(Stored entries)
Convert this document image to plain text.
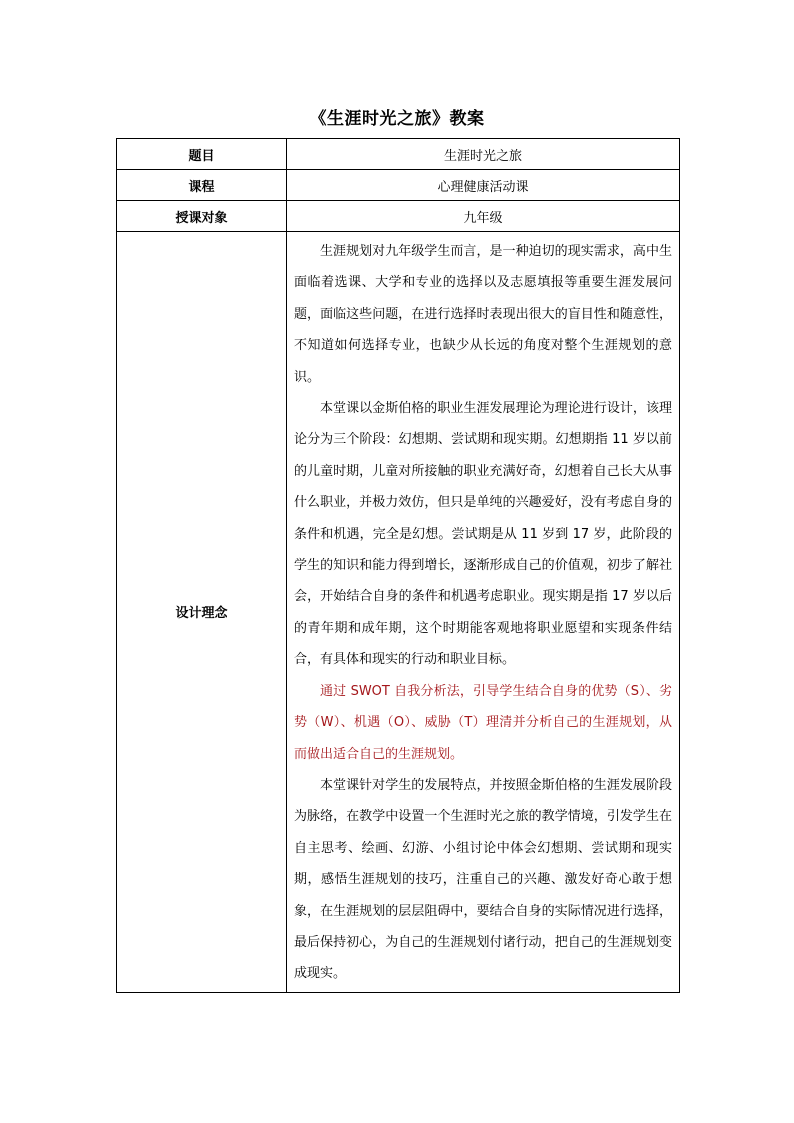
《生涯时光之旅》教案
题目	生涯时光之旅
课程	心理健康活动课
授课对象	九年级
设计理念	生涯规划对九年级学生而言，是一种迫切的现实需求，高中生面临着选课、大学和专业的选择以及志愿填报等重要生涯发展问题，面临这些问题，在进行选择时表现出很大的盲目性和随意性，不知道如何选择专业，也缺少从长远的角度对整个生涯规划的意识。

本堂课以金斯伯格的职业生涯发展理论为理论进行设计，该理论分为三个阶段：幻想期、尝试期和现实期。幻想期指 11 岁以前的儿童时期，儿童对所接触的职业充满好奇，幻想着自己长大从事什么职业，并极力效仿，但只是单纯的兴趣爱好，没有考虑自身的条件和机遇，完全是幻想。尝试期是从 11 岁到 17 岁，此阶段的学生的知识和能力得到增长，逐渐形成自己的价值观，初步了解社会，开始结合自身的条件和机遇考虑职业。现实期是指 17 岁以后的青年期和成年期，这个时期能客观地将职业愿望和实现条件结合，有具体和现实的行动和职业目标。

通过 SWOT 自我分析法，引导学生结合自身的优势（S）、劣势（W）、机遇（O）、威胁（T）理清并分析自己的生涯规划，从而做出适合自己的生涯规划。

本堂课针对学生的发展特点，并按照金斯伯格的生涯发展阶段为脉络，在教学中设置一个生涯时光之旅的教学情境，引发学生在自主思考、绘画、幻游、小组讨论中体会幻想期、尝试期和现实期，感悟生涯规划的技巧，注重自己的兴趣、激发好奇心敢于想象，在生涯规划的层层阻碍中，要结合自身的实际情况进行选择，最后保持初心，为自己的生涯规划付诸行动，把自己的生涯规划变成现实。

* _THE REQUEST_: Copy out the records above in full, exactly as written, but not the pictures.

* _RESPONSE_:
Convert this document image to plain text.
《生涯时光之旅》教案
题目	生涯时光之旅
课程	心理健康活动课
授课对象	九年级
设计理念	生涯规划对九年级学生而言，是一种迫切的现实需求，高中生面临着选课、大学和专业的选择以及志愿填报等重要生涯发展问题，面临这些问题，在进行选择时表现出很大的盲目性和随意性，不知道如何选择专业，也缺少从长远的角度对整个生涯规划的意识。

本堂课以金斯伯格的职业生涯发展理论为理论进行设计，该理论分为三个阶段：幻想期、尝试期和现实期。幻想期指 11 岁以前的儿童时期，儿童对所接触的职业充满好奇，幻想着自己长大从事什么职业，并极力效仿，但只是单纯的兴趣爱好，没有考虑自身的条件和机遇，完全是幻想。尝试期是从 11 岁到 17 岁，此阶段的学生的知识和能力得到增长，逐渐形成自己的价值观，初步了解社会，开始结合自身的条件和机遇考虑职业。现实期是指 17 岁以后的青年期和成年期，这个时期能客观地将职业愿望和实现条件结合，有具体和现实的行动和职业目标。

通过 SWOT 自我分析法，引导学生结合自身的优势（S）、劣势（W）、机遇（O）、威胁（T）理清并分析自己的生涯规划，从而做出适合自己的生涯规划。

本堂课针对学生的发展特点，并按照金斯伯格的生涯发展阶段为脉络，在教学中设置一个生涯时光之旅的教学情境，引发学生在自主思考、绘画、幻游、小组讨论中体会幻想期、尝试期和现实期，感悟生涯规划的技巧，注重自己的兴趣、激发好奇心敢于想象，在生涯规划的层层阻碍中，要结合自身的实际情况进行选择，最后保持初心，为自己的生涯规划付诸行动，把自己的生涯规划变成现实。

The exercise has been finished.